= Problem requirements =
Will you give every entry again exactly as it stands?

= Supplied records =
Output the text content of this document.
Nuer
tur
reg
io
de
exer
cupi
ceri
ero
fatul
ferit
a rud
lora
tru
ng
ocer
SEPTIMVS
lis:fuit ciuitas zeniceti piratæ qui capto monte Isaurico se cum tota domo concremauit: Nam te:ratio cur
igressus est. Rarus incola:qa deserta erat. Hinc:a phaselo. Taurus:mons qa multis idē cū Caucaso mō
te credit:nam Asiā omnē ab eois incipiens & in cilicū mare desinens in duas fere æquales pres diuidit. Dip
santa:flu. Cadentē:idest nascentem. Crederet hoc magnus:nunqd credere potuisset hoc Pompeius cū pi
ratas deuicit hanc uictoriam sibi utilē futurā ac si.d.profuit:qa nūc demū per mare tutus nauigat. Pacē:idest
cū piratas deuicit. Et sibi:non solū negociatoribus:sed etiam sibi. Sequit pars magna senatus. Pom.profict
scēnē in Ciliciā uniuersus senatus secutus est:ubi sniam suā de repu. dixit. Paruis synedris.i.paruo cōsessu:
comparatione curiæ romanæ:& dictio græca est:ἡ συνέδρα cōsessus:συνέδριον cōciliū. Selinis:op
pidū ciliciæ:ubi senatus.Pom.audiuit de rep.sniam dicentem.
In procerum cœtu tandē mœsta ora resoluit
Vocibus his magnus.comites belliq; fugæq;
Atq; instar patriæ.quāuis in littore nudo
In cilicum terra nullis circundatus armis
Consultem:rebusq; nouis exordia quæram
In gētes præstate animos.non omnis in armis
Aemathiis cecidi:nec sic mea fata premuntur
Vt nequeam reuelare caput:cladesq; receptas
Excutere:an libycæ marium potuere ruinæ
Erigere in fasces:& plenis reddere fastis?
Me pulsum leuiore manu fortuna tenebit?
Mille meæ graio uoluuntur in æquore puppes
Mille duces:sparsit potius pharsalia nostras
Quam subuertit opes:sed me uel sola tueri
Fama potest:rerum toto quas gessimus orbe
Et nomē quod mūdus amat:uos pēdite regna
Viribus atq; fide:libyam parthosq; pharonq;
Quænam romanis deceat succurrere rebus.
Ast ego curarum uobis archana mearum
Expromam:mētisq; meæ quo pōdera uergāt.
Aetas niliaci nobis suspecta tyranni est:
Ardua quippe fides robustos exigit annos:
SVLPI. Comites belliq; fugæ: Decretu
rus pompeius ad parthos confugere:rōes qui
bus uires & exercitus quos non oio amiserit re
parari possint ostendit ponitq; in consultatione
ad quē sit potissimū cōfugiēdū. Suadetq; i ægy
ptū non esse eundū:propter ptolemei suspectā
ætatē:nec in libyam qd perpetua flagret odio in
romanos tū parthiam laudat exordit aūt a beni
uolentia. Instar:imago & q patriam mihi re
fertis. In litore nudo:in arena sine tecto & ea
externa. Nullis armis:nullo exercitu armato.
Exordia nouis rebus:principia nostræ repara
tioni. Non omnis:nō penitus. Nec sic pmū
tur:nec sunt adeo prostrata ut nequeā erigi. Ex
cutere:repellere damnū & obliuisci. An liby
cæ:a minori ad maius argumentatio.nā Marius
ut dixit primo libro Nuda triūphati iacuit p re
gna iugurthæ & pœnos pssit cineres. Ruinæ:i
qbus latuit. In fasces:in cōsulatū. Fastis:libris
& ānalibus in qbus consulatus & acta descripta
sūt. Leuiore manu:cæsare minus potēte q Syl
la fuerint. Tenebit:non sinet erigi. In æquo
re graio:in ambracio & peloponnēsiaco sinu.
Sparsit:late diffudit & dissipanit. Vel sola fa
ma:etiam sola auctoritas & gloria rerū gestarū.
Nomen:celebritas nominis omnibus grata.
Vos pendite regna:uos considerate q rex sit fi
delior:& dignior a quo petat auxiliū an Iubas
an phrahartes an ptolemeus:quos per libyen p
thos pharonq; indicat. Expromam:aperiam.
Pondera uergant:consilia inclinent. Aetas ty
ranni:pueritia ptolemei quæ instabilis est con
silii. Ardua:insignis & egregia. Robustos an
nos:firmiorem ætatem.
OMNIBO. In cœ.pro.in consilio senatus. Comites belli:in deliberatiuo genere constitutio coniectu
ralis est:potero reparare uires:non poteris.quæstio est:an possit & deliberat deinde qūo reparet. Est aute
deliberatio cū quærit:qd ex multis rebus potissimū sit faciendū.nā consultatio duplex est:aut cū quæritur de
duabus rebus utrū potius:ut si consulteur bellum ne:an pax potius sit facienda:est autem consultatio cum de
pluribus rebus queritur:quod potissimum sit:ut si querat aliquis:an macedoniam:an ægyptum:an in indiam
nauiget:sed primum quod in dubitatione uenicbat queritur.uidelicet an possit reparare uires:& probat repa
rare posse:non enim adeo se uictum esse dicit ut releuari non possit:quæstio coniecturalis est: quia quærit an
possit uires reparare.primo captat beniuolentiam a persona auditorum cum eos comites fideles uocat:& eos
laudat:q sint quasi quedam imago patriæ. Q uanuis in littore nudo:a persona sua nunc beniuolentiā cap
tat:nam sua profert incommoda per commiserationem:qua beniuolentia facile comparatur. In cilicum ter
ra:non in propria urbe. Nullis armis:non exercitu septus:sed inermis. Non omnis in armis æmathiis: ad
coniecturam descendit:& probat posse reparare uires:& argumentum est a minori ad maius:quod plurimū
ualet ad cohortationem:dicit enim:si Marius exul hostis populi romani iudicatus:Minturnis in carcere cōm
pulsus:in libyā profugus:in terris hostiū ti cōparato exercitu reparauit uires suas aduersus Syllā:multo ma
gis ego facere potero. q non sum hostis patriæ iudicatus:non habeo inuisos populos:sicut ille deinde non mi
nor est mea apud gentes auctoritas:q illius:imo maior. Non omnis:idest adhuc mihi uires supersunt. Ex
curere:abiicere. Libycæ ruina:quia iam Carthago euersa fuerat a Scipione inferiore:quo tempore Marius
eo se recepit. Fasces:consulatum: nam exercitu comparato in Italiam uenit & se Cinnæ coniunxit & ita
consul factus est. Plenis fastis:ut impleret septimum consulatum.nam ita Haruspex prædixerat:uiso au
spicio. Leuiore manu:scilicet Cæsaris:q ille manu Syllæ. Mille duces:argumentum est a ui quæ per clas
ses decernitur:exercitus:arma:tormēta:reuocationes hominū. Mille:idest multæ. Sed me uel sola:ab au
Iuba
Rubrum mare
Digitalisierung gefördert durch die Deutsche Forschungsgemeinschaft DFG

= Written response =
Output the text content of this document.
Nuer
tur
reg
io
de
exer
cupi
ceri
ero
fatul
ferit
a rud
lora
tru
ng
ocer
SEPTIMVS
lis:fuit ciuitas zeniceti piratæ qui capto monte Isaurico se cum tota domo concremauit: Nam te:ratio cur
igressus est. Rarus incola:qa deserta erat. Hinc:a phaselo. Taurus:mons qa multis idē cū Caucaso mō
te credit:nam Asiā omnē ab eois incipiens & in cilicū mare desinens in duas fere æquales pres diuidit. Dip
santa:flu. Cadentē:idest nascentem. Crederet hoc magnus:nunqd credere potuisset hoc Pompeius cū pi
ratas deuicit hanc uictoriam sibi utilē futurā ac si.d.profuit:qa nūc demū per mare tutus nauigat. Pacē:idest
cū piratas deuicit. Et sibi:non solū negociatoribus:sed etiam sibi. Sequit pars magna senatus. Pom.profict
scēnē in Ciliciā uniuersus senatus secutus est:ubi sniam suā de repu. dixit. Paruis synedris.i.paruo cōsessu:
comparatione curiæ romanæ:& dictio græca est:ἡ συνέδρα cōsessus:συνέδριον cōciliū. Selinis:op
pidū ciliciæ:ubi senatus.Pom.audiuit de rep.sniam dicentem.
In procerum cœtu tandē mœsta ora resoluit
Vocibus his magnus.comites belliq; fugæq;
Atq; instar patriæ.quāuis in littore nudo
In cilicum terra nullis circundatus armis
Consultem:rebusq; nouis exordia quæram
In gētes præstate animos.non omnis in armis
Aemathiis cecidi:nec sic mea fata premuntur
Vt nequeam reuelare caput:cladesq; receptas
Excutere:an libycæ marium potuere ruinæ
Erigere in fasces:& plenis reddere fastis?
Me pulsum leuiore manu fortuna tenebit?
Mille meæ graio uoluuntur in æquore puppes
Mille duces:sparsit potius pharsalia nostras
Quam subuertit opes:sed me uel sola tueri
Fama potest:rerum toto quas gessimus orbe
Et nomē quod mūdus amat:uos pēdite regna
Viribus atq; fide:libyam parthosq; pharonq;
Quænam romanis deceat succurrere rebus.
Ast ego curarum uobis archana mearum
Expromam:mētisq; meæ quo pōdera uergāt.
Aetas niliaci nobis suspecta tyranni est:
Ardua quippe fides robustos exigit annos:
SVLPI. Comites belliq; fugæ: Decretu
rus pompeius ad parthos confugere:rōes qui
bus uires & exercitus quos non oio amiserit re
parari possint ostendit ponitq; in consultatione
ad quē sit potissimū cōfugiēdū. Suadetq; i ægy
ptū non esse eundū:propter ptolemei suspectā
ætatē:nec in libyam qd perpetua flagret odio in
romanos tū parthiam laudat exordit aūt a beni
uolentia. Instar:imago & q patriam mihi re
fertis. In litore nudo:in arena sine tecto & ea
externa. Nullis armis:nullo exercitu armato.
Exordia nouis rebus:principia nostræ repara
tioni. Non omnis:nō penitus. Nec sic pmū
tur:nec sunt adeo prostrata ut nequeā erigi. Ex
cutere:repellere damnū & obliuisci. An liby
cæ:a minori ad maius argumentatio.nā Marius
ut dixit primo libro Nuda triūphati iacuit p re
gna iugurthæ & pœnos pssit cineres. Ruinæ:i
qbus latuit. In fasces:in cōsulatū. Fastis:libris
& ānalibus in qbus consulatus & acta descripta
sūt. Leuiore manu:cæsare minus potēte q Syl
la fuerint. Tenebit:non sinet erigi. In æquo
re graio:in ambracio & peloponnēsiaco sinu.
Sparsit:late diffudit & dissipanit. Vel sola fa
ma:etiam sola auctoritas & gloria rerū gestarū.
Nomen:celebritas nominis omnibus grata.
Vos pendite regna:uos considerate q rex sit fi
delior:& dignior a quo petat auxiliū an Iubas
an phrahartes an ptolemeus:quos per libyen p
thos pharonq; indicat. Expromam:aperiam.
Pondera uergant:consilia inclinent. Aetas ty
ranni:pueritia ptolemei quæ instabilis est con
silii. Ardua:insignis & egregia. Robustos an
nos:firmiorem ætatem.
OMNIBO. In cœ.pro.in consilio senatus. Comites belli:in deliberatiuo genere constitutio coniectu
ralis est:potero reparare uires:non poteris.quæstio est:an possit & deliberat deinde qūo reparet. Est aute
deliberatio cū quærit:qd ex multis rebus potissimū sit faciendū.nā consultatio duplex est:aut cū quæritur de
duabus rebus utrū potius:ut si consulteur bellum ne:an pax potius sit facienda:est autem consultatio cum de
pluribus rebus queritur:quod potissimum sit:ut si querat aliquis:an macedoniam:an ægyptum:an in indiam
nauiget:sed primum quod in dubitatione uenicbat queritur.uidelicet an possit reparare uires:& probat repa
rare posse:non enim adeo se uictum esse dicit ut releuari non possit:quæstio coniecturalis est: quia quærit an
possit uires reparare.primo captat beniuolentiam a persona auditorum cum eos comites fideles uocat:& eos
laudat:q sint quasi quedam imago patriæ. Q uanuis in littore nudo:a persona sua nunc beniuolentiā cap
tat:nam sua profert incommoda per commiserationem:qua beniuolentia facile comparatur. In cilicum ter
ra:non in propria urbe. Nullis armis:non exercitu septus:sed inermis. Non omnis in armis æmathiis: ad
coniecturam descendit:& probat posse reparare uires:& argumentum est a minori ad maius:quod plurimū
ualet ad cohortationem:dicit enim:si Marius exul hostis populi romani iudicatus:Minturnis in carcere cōm
pulsus:in libyā profugus:in terris hostiū ti cōparato exercitu reparauit uires suas aduersus Syllā:multo ma
gis ego facere potero. q non sum hostis patriæ iudicatus:non habeo inuisos populos:sicut ille deinde non mi
nor est mea apud gentes auctoritas:q illius:imo maior. Non omnis:idest adhuc mihi uires supersunt. Ex
curere:abiicere. Libycæ ruina:quia iam Carthago euersa fuerat a Scipione inferiore:quo tempore Marius
eo se recepit. Fasces:consulatum: nam exercitu comparato in Italiam uenit & se Cinnæ coniunxit & ita
consul factus est. Plenis fastis:ut impleret septimum consulatum.nam ita Haruspex prædixerat:uiso au
spicio. Leuiore manu:scilicet Cæsaris:q ille manu Syllæ. Mille duces:argumentum est a ui quæ per clas
ses decernitur:exercitus:arma:tormēta:reuocationes hominū. Mille:idest multæ. Sed me uel sola:ab au
Iuba
Rubrum mare
Digitalisierung gefördert durch die Deutsche Forschungsgemeinschaft DFG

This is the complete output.